In the listing below, identify each line with the word "Error" and return those lines.
## START RECORDS TO USE
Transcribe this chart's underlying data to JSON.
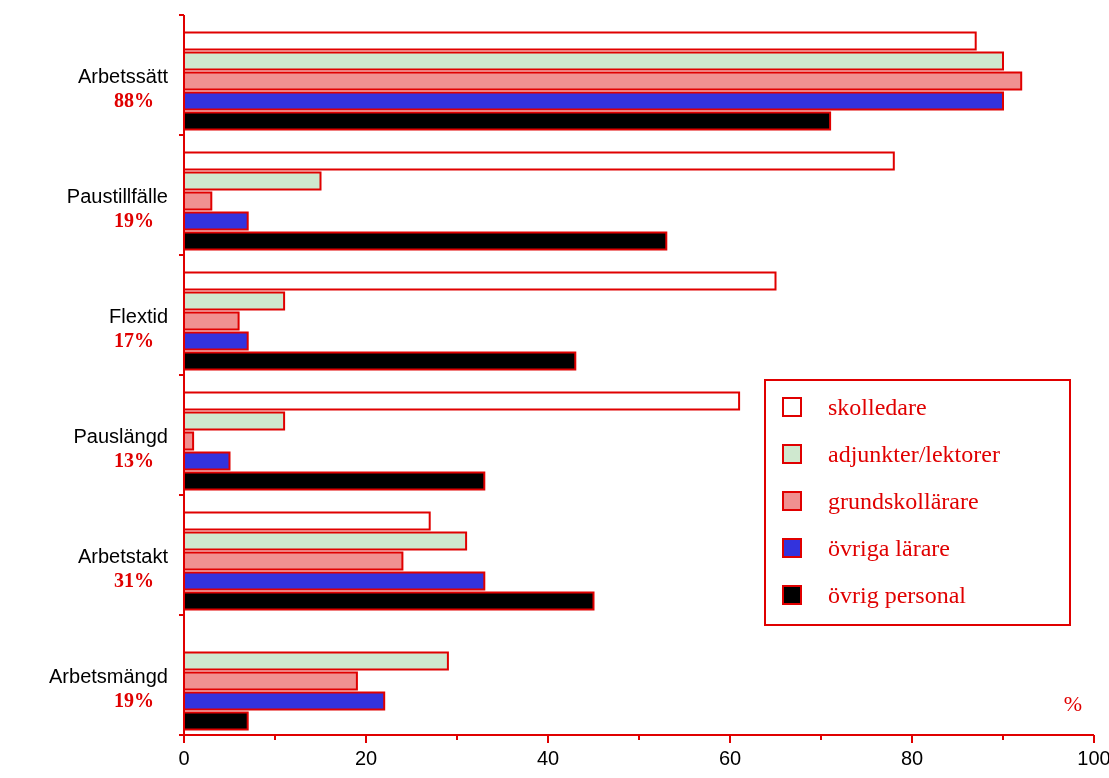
{
  "chart_data": {
    "type": "bar",
    "orientation": "horizontal",
    "categories": [
      "Arbetssätt",
      "Paustillfälle",
      "Flextid",
      "Pauslängd",
      "Arbetstakt",
      "Arbetsmängd"
    ],
    "series": [
      {
        "name": "skolledare",
        "color": "#ffffff",
        "values": [
          87,
          78,
          65,
          61,
          27,
          null
        ]
      },
      {
        "name": "adjunkter/lektorer",
        "color": "#cfe8cf",
        "values": [
          90,
          15,
          11,
          11,
          31,
          29
        ]
      },
      {
        "name": "grundskollärare",
        "color": "#f09090",
        "values": [
          92,
          3,
          6,
          1,
          24,
          19
        ]
      },
      {
        "name": "övriga lärare",
        "color": "#3333dd",
        "values": [
          90,
          7,
          7,
          5,
          33,
          22
        ]
      },
      {
        "name": "övrig personal",
        "color": "#000000",
        "values": [
          71,
          53,
          43,
          33,
          45,
          7
        ]
      }
    ],
    "xlim": [
      0,
      100
    ],
    "xticks": [
      0,
      {
        "value": 10,
        "label": null
      },
      20,
      {
        "value": 30,
        "label": null
      },
      40,
      {
        "value": 50,
        "label": null
      },
      60,
      {
        "value": 70,
        "label": null
      },
      80,
      {
        "value": 90,
        "label": null
      },
      100
    ],
    "xlabel": "%",
    "legend": "right",
    "grid": false,
    "annotations": [
      "88%",
      "19%",
      "17%",
      "13%",
      "31%",
      "19%"
    ]
  }
}
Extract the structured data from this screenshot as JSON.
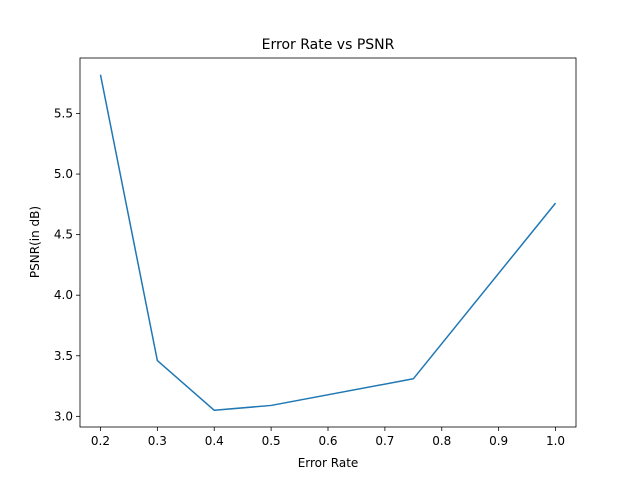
{
  "chart_data": {
    "type": "line",
    "title": "Error Rate vs PSNR",
    "xlabel": "Error Rate",
    "ylabel": "PSNR(in dB)",
    "x": [
      0.2,
      0.3,
      0.4,
      0.5,
      0.75,
      1.0
    ],
    "series": [
      {
        "values": [
          5.82,
          3.46,
          3.05,
          3.09,
          3.31,
          4.76
        ],
        "color": "#1f77b4"
      }
    ],
    "xlim": [
      0.164,
      1.036
    ],
    "ylim": [
      2.912,
      5.958
    ],
    "xticks": [
      0.2,
      0.3,
      0.4,
      0.5,
      0.6,
      0.7,
      0.8,
      0.9,
      1.0
    ],
    "xtick_labels": [
      "0.2",
      "0.3",
      "0.4",
      "0.5",
      "0.6",
      "0.7",
      "0.8",
      "0.9",
      "1.0"
    ],
    "yticks": [
      3.0,
      3.5,
      4.0,
      4.5,
      5.0,
      5.5
    ],
    "ytick_labels": [
      "3.0",
      "3.5",
      "4.0",
      "4.5",
      "5.0",
      "5.5"
    ],
    "grid": false,
    "legend": false
  }
}
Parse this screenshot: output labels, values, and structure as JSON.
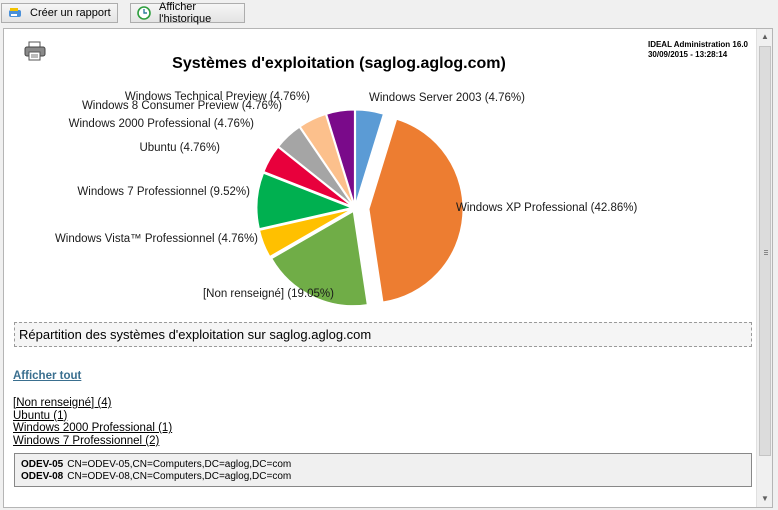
{
  "toolbar": {
    "create_report_label": "Créer un rapport",
    "show_history_label": "Afficher l'historique"
  },
  "report": {
    "title": "Systèmes d'exploitation (saglog.aglog.com)",
    "app_name": "IDEAL Administration 16.0",
    "timestamp": "30/09/2015 - 13:28:14",
    "caption": "Répartition des systèmes d'exploitation sur saglog.aglog.com",
    "show_all_label": "Afficher tout",
    "list_items": [
      "[Non renseigné] (4)",
      "Ubuntu (1)",
      "Windows 2000 Professional (1)",
      "Windows 7 Professionnel (2)"
    ],
    "details": [
      {
        "name": "ODEV-05",
        "dn": "CN=ODEV-05,CN=Computers,DC=aglog,DC=com"
      },
      {
        "name": "ODEV-08",
        "dn": "CN=ODEV-08,CN=Computers,DC=aglog,DC=com"
      }
    ]
  },
  "chart_data": {
    "type": "pie",
    "title": "Systèmes d'exploitation (saglog.aglog.com)",
    "slices": [
      {
        "label": "Windows Server 2003 (4.76%)",
        "value": 4.76,
        "color": "#5b9bd5"
      },
      {
        "label": "Windows XP Professional (42.86%)",
        "value": 42.86,
        "color": "#ed7d31"
      },
      {
        "label": "[Non renseigné] (19.05%)",
        "value": 19.05,
        "color": "#70ad47"
      },
      {
        "label": "Windows Vista™ Professionnel (4.76%)",
        "value": 4.76,
        "color": "#ffc000"
      },
      {
        "label": "Windows 7 Professionnel (9.52%)",
        "value": 9.52,
        "color": "#00b050"
      },
      {
        "label": "Ubuntu (4.76%)",
        "value": 4.76,
        "color": "#e8003c"
      },
      {
        "label": "Windows 2000 Professional (4.76%)",
        "value": 4.76,
        "color": "#a5a5a5"
      },
      {
        "label": "Windows 8 Consumer Preview (4.76%)",
        "value": 4.76,
        "color": "#fcc08c"
      },
      {
        "label": "Windows Technical Preview (4.76%)",
        "value": 4.76,
        "color": "#7a0a8a"
      }
    ]
  }
}
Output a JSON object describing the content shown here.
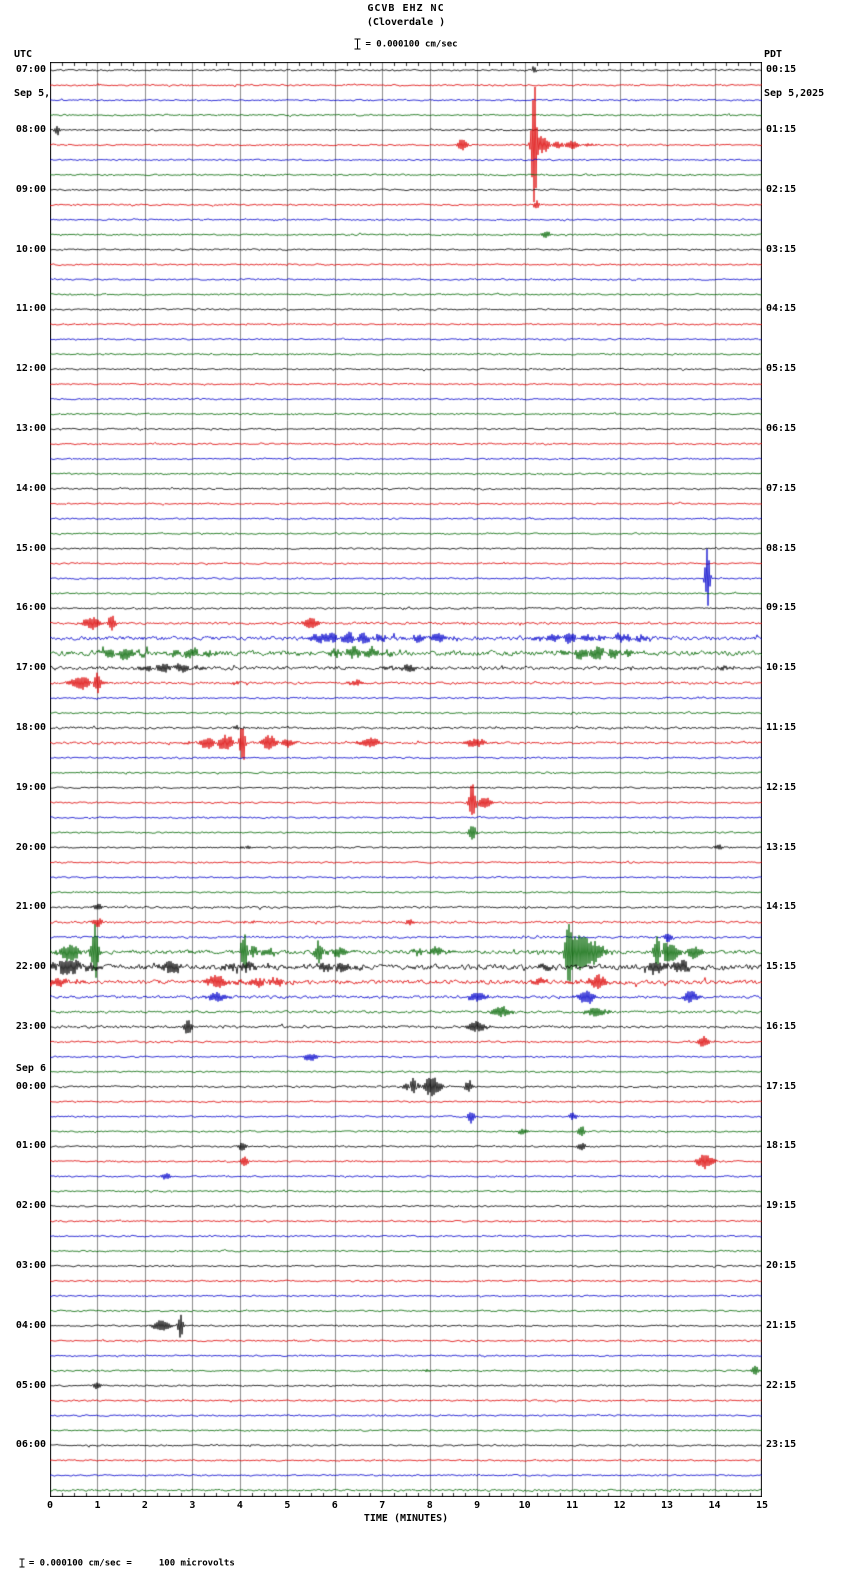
{
  "header": {
    "title": "GCVB EHZ NC",
    "subtitle": "(Cloverdale )",
    "left_tz": "UTC",
    "left_date": "Sep 5,2025",
    "right_tz": "PDT",
    "right_date": "Sep 5,2025",
    "scale_label": "= 0.000100 cm/sec"
  },
  "footer": {
    "scale_label": "= 0.000100 cm/sec =     100 microvolts"
  },
  "x_axis": {
    "label": "TIME (MINUTES)",
    "ticks": [
      "0",
      "1",
      "2",
      "3",
      "4",
      "5",
      "6",
      "7",
      "8",
      "9",
      "10",
      "11",
      "12",
      "13",
      "14",
      "15"
    ]
  },
  "chart_data": {
    "type": "line",
    "title": "GCVB EHZ NC (Cloverdale) 24-hour webicorder record, 15 minutes per trace",
    "x_range": [
      0,
      15
    ],
    "rows": 96,
    "minutes_per_row": 15,
    "rows_per_hour": 4,
    "grid": "vertical lines each minute",
    "legend_position": "none",
    "trace_colors": [
      "#000000",
      "#dd0000",
      "#0000cc",
      "#006600"
    ],
    "grid_color": "#8a8a8a",
    "seed": 905,
    "base_amp": 1.0,
    "row_amp": {
      "36": 1.2,
      "37": 1.5,
      "38": 2.4,
      "39": 3.2,
      "40": 2.2,
      "41": 1.5,
      "44": 1.4,
      "45": 1.4,
      "56": 1.3,
      "57": 1.4,
      "58": 1.4,
      "59": 2.6,
      "60": 3.4,
      "61": 2.8,
      "62": 1.8,
      "63": 1.6,
      "64": 1.6,
      "65": 1.2,
      "68": 1.2,
      "95": 1.3
    },
    "left_labels": [
      {
        "r": 0,
        "t": "07:00"
      },
      {
        "r": 4,
        "t": "08:00"
      },
      {
        "r": 8,
        "t": "09:00"
      },
      {
        "r": 12,
        "t": "10:00"
      },
      {
        "r": 16,
        "t": "11:00"
      },
      {
        "r": 20,
        "t": "12:00"
      },
      {
        "r": 24,
        "t": "13:00"
      },
      {
        "r": 28,
        "t": "14:00"
      },
      {
        "r": 32,
        "t": "15:00"
      },
      {
        "r": 36,
        "t": "16:00"
      },
      {
        "r": 40,
        "t": "17:00"
      },
      {
        "r": 44,
        "t": "18:00"
      },
      {
        "r": 48,
        "t": "19:00"
      },
      {
        "r": 52,
        "t": "20:00"
      },
      {
        "r": 56,
        "t": "21:00"
      },
      {
        "r": 60,
        "t": "22:00"
      },
      {
        "r": 64,
        "t": "23:00"
      },
      {
        "r": 66.8,
        "t": "Sep 6"
      },
      {
        "r": 68,
        "t": "00:00"
      },
      {
        "r": 72,
        "t": "01:00"
      },
      {
        "r": 76,
        "t": "02:00"
      },
      {
        "r": 80,
        "t": "03:00"
      },
      {
        "r": 84,
        "t": "04:00"
      },
      {
        "r": 88,
        "t": "05:00"
      },
      {
        "r": 92,
        "t": "06:00"
      }
    ],
    "right_labels": [
      {
        "r": 0,
        "t": "00:15"
      },
      {
        "r": 4,
        "t": "01:15"
      },
      {
        "r": 8,
        "t": "02:15"
      },
      {
        "r": 12,
        "t": "03:15"
      },
      {
        "r": 16,
        "t": "04:15"
      },
      {
        "r": 20,
        "t": "05:15"
      },
      {
        "r": 24,
        "t": "06:15"
      },
      {
        "r": 28,
        "t": "07:15"
      },
      {
        "r": 32,
        "t": "08:15"
      },
      {
        "r": 36,
        "t": "09:15"
      },
      {
        "r": 40,
        "t": "10:15"
      },
      {
        "r": 44,
        "t": "11:15"
      },
      {
        "r": 48,
        "t": "12:15"
      },
      {
        "r": 52,
        "t": "13:15"
      },
      {
        "r": 56,
        "t": "14:15"
      },
      {
        "r": 60,
        "t": "15:15"
      },
      {
        "r": 64,
        "t": "16:15"
      },
      {
        "r": 68,
        "t": "17:15"
      },
      {
        "r": 72,
        "t": "18:15"
      },
      {
        "r": 76,
        "t": "19:15"
      },
      {
        "r": 80,
        "t": "20:15"
      },
      {
        "r": 84,
        "t": "21:15"
      },
      {
        "r": 88,
        "t": "22:15"
      },
      {
        "r": 92,
        "t": "23:15"
      }
    ],
    "events": [
      [
        4,
        0.15,
        0.05,
        6
      ],
      [
        0,
        10.2,
        0.05,
        4
      ],
      [
        5,
        8.65,
        0.12,
        9
      ],
      [
        5,
        10.2,
        0.05,
        78
      ],
      [
        5,
        10.5,
        0.3,
        12
      ],
      [
        5,
        11.0,
        0.35,
        5
      ],
      [
        9,
        10.25,
        0.06,
        5
      ],
      [
        11,
        10.45,
        0.08,
        4
      ],
      [
        34,
        13.85,
        0.05,
        33
      ],
      [
        36,
        14.4,
        0.18,
        6
      ],
      [
        37,
        0.9,
        0.3,
        6
      ],
      [
        37,
        1.3,
        0.08,
        8
      ],
      [
        37,
        5.5,
        0.15,
        7
      ],
      [
        38,
        5.6,
        0.2,
        8
      ],
      [
        38,
        6.4,
        0.8,
        6
      ],
      [
        38,
        8.0,
        0.5,
        5
      ],
      [
        38,
        11.0,
        0.8,
        5
      ],
      [
        38,
        12.3,
        0.3,
        6
      ],
      [
        39,
        1.5,
        0.5,
        6
      ],
      [
        39,
        3.0,
        0.5,
        5
      ],
      [
        39,
        6.5,
        0.6,
        6
      ],
      [
        39,
        11.5,
        0.7,
        7
      ],
      [
        39,
        12.2,
        0.15,
        10
      ],
      [
        40,
        2.5,
        0.6,
        5
      ],
      [
        40,
        7.5,
        0.4,
        4
      ],
      [
        40,
        14.2,
        0.2,
        7
      ],
      [
        41,
        0.7,
        0.3,
        8
      ],
      [
        41,
        1.0,
        0.07,
        10
      ],
      [
        41,
        4.0,
        0.15,
        6
      ],
      [
        41,
        6.5,
        0.2,
        5
      ],
      [
        44,
        4.0,
        0.1,
        5
      ],
      [
        45,
        3.6,
        0.5,
        9
      ],
      [
        45,
        4.05,
        0.06,
        26
      ],
      [
        45,
        4.7,
        0.4,
        8
      ],
      [
        45,
        6.8,
        0.25,
        6
      ],
      [
        45,
        9.0,
        0.3,
        5
      ],
      [
        49,
        8.9,
        0.07,
        20
      ],
      [
        49,
        9.15,
        0.15,
        6
      ],
      [
        51,
        8.9,
        0.08,
        8
      ],
      [
        52,
        4.1,
        0.1,
        4
      ],
      [
        52,
        14.15,
        0.12,
        6
      ],
      [
        56,
        1.0,
        0.1,
        4
      ],
      [
        57,
        1.0,
        0.12,
        5
      ],
      [
        57,
        4.2,
        0.1,
        4
      ],
      [
        57,
        7.6,
        0.1,
        4
      ],
      [
        58,
        13.0,
        0.1,
        6
      ],
      [
        59,
        0.5,
        0.25,
        12
      ],
      [
        59,
        0.95,
        0.07,
        30
      ],
      [
        59,
        4.1,
        0.08,
        26
      ],
      [
        59,
        4.35,
        0.3,
        10
      ],
      [
        59,
        5.7,
        0.12,
        18
      ],
      [
        59,
        5.95,
        0.3,
        8
      ],
      [
        59,
        8.0,
        0.3,
        7
      ],
      [
        59,
        10.9,
        0.1,
        30
      ],
      [
        59,
        11.15,
        0.2,
        20
      ],
      [
        59,
        11.45,
        0.3,
        10
      ],
      [
        59,
        12.8,
        0.08,
        24
      ],
      [
        59,
        13.05,
        0.25,
        12
      ],
      [
        59,
        13.6,
        0.15,
        8
      ],
      [
        60,
        0.2,
        0.1,
        14
      ],
      [
        60,
        0.55,
        0.4,
        8
      ],
      [
        60,
        2.6,
        0.2,
        9
      ],
      [
        60,
        4.0,
        0.3,
        7
      ],
      [
        60,
        6.0,
        0.5,
        5
      ],
      [
        60,
        10.5,
        0.2,
        10
      ],
      [
        60,
        12.8,
        0.2,
        9
      ],
      [
        60,
        13.3,
        0.3,
        6
      ],
      [
        61,
        0.3,
        0.3,
        6
      ],
      [
        61,
        3.5,
        0.2,
        9
      ],
      [
        61,
        4.5,
        0.5,
        5
      ],
      [
        61,
        10.4,
        0.2,
        11
      ],
      [
        61,
        11.5,
        0.3,
        7
      ],
      [
        62,
        3.5,
        0.2,
        6
      ],
      [
        62,
        9.0,
        0.2,
        5
      ],
      [
        62,
        11.3,
        0.15,
        8
      ],
      [
        62,
        13.5,
        0.15,
        6
      ],
      [
        63,
        9.5,
        0.2,
        6
      ],
      [
        63,
        11.5,
        0.2,
        5
      ],
      [
        64,
        2.9,
        0.08,
        8
      ],
      [
        64,
        9.0,
        0.2,
        6
      ],
      [
        65,
        13.8,
        0.12,
        8
      ],
      [
        66,
        5.5,
        0.15,
        5
      ],
      [
        68,
        7.65,
        0.06,
        18
      ],
      [
        68,
        7.9,
        0.35,
        12
      ],
      [
        68,
        8.8,
        0.1,
        8
      ],
      [
        70,
        8.85,
        0.1,
        8
      ],
      [
        70,
        11.0,
        0.1,
        4
      ],
      [
        71,
        10.0,
        0.15,
        7
      ],
      [
        71,
        11.2,
        0.1,
        5
      ],
      [
        72,
        4.05,
        0.08,
        5
      ],
      [
        72,
        11.2,
        0.1,
        4
      ],
      [
        73,
        4.1,
        0.07,
        6
      ],
      [
        73,
        13.8,
        0.18,
        10
      ],
      [
        74,
        2.4,
        0.12,
        6
      ],
      [
        84,
        2.45,
        0.25,
        8
      ],
      [
        84,
        2.75,
        0.06,
        13
      ],
      [
        87,
        8.0,
        0.1,
        4
      ],
      [
        87,
        14.85,
        0.08,
        5
      ],
      [
        88,
        1.0,
        0.08,
        4
      ]
    ]
  }
}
## END RECORDS TO USE
- [TASK ANSWER]:
    "title": "Error Rate vs PSNR",
    "xlabel": "Error Rate",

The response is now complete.